## THE TASK
Your task is to repeat all of the material exactly.

## PROVIDED MATERIAL
━━━━━━━━━━━━━━━━━━━━

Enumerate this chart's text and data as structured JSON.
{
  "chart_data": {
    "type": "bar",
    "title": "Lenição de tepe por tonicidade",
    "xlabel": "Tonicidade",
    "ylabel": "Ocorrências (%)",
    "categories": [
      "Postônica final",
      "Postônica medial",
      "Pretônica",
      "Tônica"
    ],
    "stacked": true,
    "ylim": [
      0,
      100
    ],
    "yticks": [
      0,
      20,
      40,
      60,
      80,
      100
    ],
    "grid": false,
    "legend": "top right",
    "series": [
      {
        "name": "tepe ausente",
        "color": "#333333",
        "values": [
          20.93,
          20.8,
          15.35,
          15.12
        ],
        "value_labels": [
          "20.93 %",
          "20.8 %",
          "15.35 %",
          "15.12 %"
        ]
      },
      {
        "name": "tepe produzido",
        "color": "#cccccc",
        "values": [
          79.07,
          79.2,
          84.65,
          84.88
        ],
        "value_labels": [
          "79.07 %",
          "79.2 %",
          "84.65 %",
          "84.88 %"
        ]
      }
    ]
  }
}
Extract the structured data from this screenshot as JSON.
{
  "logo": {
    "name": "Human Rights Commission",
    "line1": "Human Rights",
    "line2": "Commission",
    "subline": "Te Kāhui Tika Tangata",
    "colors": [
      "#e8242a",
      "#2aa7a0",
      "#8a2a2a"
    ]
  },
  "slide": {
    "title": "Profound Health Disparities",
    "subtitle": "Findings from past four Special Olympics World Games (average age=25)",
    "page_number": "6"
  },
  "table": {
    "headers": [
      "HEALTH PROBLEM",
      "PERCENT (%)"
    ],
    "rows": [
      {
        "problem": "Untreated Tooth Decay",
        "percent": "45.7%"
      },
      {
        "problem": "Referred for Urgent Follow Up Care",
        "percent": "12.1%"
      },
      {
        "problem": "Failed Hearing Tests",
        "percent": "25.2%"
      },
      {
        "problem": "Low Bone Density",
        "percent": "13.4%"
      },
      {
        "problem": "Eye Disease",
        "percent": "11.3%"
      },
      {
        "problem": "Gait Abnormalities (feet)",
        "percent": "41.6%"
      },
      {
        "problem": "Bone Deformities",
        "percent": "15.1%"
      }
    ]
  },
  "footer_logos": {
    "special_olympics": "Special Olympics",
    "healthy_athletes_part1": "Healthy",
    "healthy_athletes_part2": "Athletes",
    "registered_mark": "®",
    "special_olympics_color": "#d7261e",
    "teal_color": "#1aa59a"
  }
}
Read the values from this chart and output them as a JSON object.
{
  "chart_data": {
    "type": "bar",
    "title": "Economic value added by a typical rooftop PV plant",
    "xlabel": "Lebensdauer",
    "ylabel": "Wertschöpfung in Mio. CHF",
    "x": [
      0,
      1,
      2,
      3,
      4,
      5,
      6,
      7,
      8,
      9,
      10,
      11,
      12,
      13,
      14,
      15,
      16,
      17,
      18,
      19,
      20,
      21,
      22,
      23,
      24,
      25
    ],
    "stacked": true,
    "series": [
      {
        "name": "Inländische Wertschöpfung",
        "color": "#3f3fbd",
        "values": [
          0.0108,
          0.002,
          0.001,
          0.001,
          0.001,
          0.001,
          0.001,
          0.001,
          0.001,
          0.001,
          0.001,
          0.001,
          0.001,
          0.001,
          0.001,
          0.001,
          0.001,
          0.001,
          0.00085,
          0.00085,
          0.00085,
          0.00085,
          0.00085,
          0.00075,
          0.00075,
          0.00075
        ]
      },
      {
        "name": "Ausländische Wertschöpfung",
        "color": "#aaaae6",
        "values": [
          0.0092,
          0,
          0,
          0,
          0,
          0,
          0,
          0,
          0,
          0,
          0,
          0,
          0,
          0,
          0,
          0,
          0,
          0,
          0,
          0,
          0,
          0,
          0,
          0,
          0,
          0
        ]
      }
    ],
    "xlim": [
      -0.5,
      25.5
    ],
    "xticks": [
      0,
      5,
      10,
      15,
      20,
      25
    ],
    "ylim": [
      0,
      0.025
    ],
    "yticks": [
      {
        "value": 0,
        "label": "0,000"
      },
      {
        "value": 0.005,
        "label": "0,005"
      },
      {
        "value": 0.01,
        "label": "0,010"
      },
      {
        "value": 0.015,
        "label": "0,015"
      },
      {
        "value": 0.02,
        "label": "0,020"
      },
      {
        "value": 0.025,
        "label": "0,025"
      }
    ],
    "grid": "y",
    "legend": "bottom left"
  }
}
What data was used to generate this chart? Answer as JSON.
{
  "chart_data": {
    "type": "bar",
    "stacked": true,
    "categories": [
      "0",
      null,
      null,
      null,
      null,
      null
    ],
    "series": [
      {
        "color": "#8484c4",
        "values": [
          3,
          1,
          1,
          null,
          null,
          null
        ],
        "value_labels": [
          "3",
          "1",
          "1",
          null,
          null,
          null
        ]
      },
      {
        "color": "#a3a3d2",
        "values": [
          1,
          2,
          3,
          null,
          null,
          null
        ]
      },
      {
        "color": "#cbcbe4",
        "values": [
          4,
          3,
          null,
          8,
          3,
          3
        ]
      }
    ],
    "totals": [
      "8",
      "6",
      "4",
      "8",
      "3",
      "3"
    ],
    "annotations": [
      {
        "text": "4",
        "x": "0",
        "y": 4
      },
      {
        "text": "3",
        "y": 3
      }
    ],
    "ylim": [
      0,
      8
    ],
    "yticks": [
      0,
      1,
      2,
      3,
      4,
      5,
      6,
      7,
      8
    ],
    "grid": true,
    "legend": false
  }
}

━━━━━━━━━━━━━━━━━━━━

## SOLUTION FOR THIS TASK
Enumerate this chart's text and data as structured JSON.
{
  "chart_data": {
    "type": "bar",
    "title": "Lenição de tepe por tonicidade",
    "xlabel": "Tonicidade",
    "ylabel": "Ocorrências (%)",
    "categories": [
      "Postônica final",
      "Postônica medial",
      "Pretônica",
      "Tônica"
    ],
    "stacked": true,
    "ylim": [
      0,
      100
    ],
    "yticks": [
      0,
      20,
      40,
      60,
      80,
      100
    ],
    "grid": false,
    "legend": "top right",
    "series": [
      {
        "name": "tepe ausente",
        "color": "#333333",
        "values": [
          20.93,
          20.8,
          15.35,
          15.12
        ],
        "value_labels": [
          "20.93 %",
          "20.8 %",
          "15.35 %",
          "15.12 %"
        ]
      },
      {
        "name": "tepe produzido",
        "color": "#cccccc",
        "values": [
          79.07,
          79.2,
          84.65,
          84.88
        ],
        "value_labels": [
          "79.07 %",
          "79.2 %",
          "84.65 %",
          "84.88 %"
        ]
      }
    ]
  }
}
Extract the structured data from this screenshot as JSON.
{
  "logo": {
    "name": "Human Rights Commission",
    "line1": "Human Rights",
    "line2": "Commission",
    "subline": "Te Kāhui Tika Tangata",
    "colors": [
      "#e8242a",
      "#2aa7a0",
      "#8a2a2a"
    ]
  },
  "slide": {
    "title": "Profound Health Disparities",
    "subtitle": "Findings from past four Special Olympics World Games (average age=25)",
    "page_number": "6"
  },
  "table": {
    "headers": [
      "HEALTH PROBLEM",
      "PERCENT (%)"
    ],
    "rows": [
      {
        "problem": "Untreated Tooth Decay",
        "percent": "45.7%"
      },
      {
        "problem": "Referred for Urgent Follow Up Care",
        "percent": "12.1%"
      },
      {
        "problem": "Failed Hearing Tests",
        "percent": "25.2%"
      },
      {
        "problem": "Low Bone Density",
        "percent": "13.4%"
      },
      {
        "problem": "Eye Disease",
        "percent": "11.3%"
      },
      {
        "problem": "Gait Abnormalities (feet)",
        "percent": "41.6%"
      },
      {
        "problem": "Bone Deformities",
        "percent": "15.1%"
      }
    ]
  },
  "footer_logos": {
    "special_olympics": "Special Olympics",
    "healthy_athletes_part1": "Healthy",
    "healthy_athletes_part2": "Athletes",
    "registered_mark": "®",
    "special_olympics_color": "#d7261e",
    "teal_color": "#1aa59a"
  }
}
Read the values from this chart and output them as a JSON object.
{
  "chart_data": {
    "type": "bar",
    "title": "Economic value added by a typical rooftop PV plant",
    "xlabel": "Lebensdauer",
    "ylabel": "Wertschöpfung in Mio. CHF",
    "x": [
      0,
      1,
      2,
      3,
      4,
      5,
      6,
      7,
      8,
      9,
      10,
      11,
      12,
      13,
      14,
      15,
      16,
      17,
      18,
      19,
      20,
      21,
      22,
      23,
      24,
      25
    ],
    "stacked": true,
    "series": [
      {
        "name": "Inländische Wertschöpfung",
        "color": "#3f3fbd",
        "values": [
          0.0108,
          0.002,
          0.001,
          0.001,
          0.001,
          0.001,
          0.001,
          0.001,
          0.001,
          0.001,
          0.001,
          0.001,
          0.001,
          0.001,
          0.001,
          0.001,
          0.001,
          0.001,
          0.00085,
          0.00085,
          0.00085,
          0.00085,
          0.00085,
          0.00075,
          0.00075,
          0.00075
        ]
      },
      {
        "name": "Ausländische Wertschöpfung",
        "color": "#aaaae6",
        "values": [
          0.0092,
          0,
          0,
          0,
          0,
          0,
          0,
          0,
          0,
          0,
          0,
          0,
          0,
          0,
          0,
          0,
          0,
          0,
          0,
          0,
          0,
          0,
          0,
          0,
          0,
          0
        ]
      }
    ],
    "xlim": [
      -0.5,
      25.5
    ],
    "xticks": [
      0,
      5,
      10,
      15,
      20,
      25
    ],
    "ylim": [
      0,
      0.025
    ],
    "yticks": [
      {
        "value": 0,
        "label": "0,000"
      },
      {
        "value": 0.005,
        "label": "0,005"
      },
      {
        "value": 0.01,
        "label": "0,010"
      },
      {
        "value": 0.015,
        "label": "0,015"
      },
      {
        "value": 0.02,
        "label": "0,020"
      },
      {
        "value": 0.025,
        "label": "0,025"
      }
    ],
    "grid": "y",
    "legend": "bottom left"
  }
}
What data was used to generate this chart? Answer as JSON.
{
  "chart_data": {
    "type": "bar",
    "stacked": true,
    "categories": [
      "0",
      null,
      null,
      null,
      null,
      null
    ],
    "series": [
      {
        "color": "#8484c4",
        "values": [
          3,
          1,
          1,
          null,
          null,
          null
        ],
        "value_labels": [
          "3",
          "1",
          "1",
          null,
          null,
          null
        ]
      },
      {
        "color": "#a3a3d2",
        "values": [
          1,
          2,
          3,
          null,
          null,
          null
        ]
      },
      {
        "color": "#cbcbe4",
        "values": [
          4,
          3,
          null,
          8,
          3,
          3
        ]
      }
    ],
    "totals": [
      "8",
      "6",
      "4",
      "8",
      "3",
      "3"
    ],
    "annotations": [
      {
        "text": "4",
        "x": "0",
        "y": 4
      },
      {
        "text": "3",
        "y": 3
      }
    ],
    "ylim": [
      0,
      8
    ],
    "yticks": [
      0,
      1,
      2,
      3,
      4,
      5,
      6,
      7,
      8
    ],
    "grid": true,
    "legend": false
  }
}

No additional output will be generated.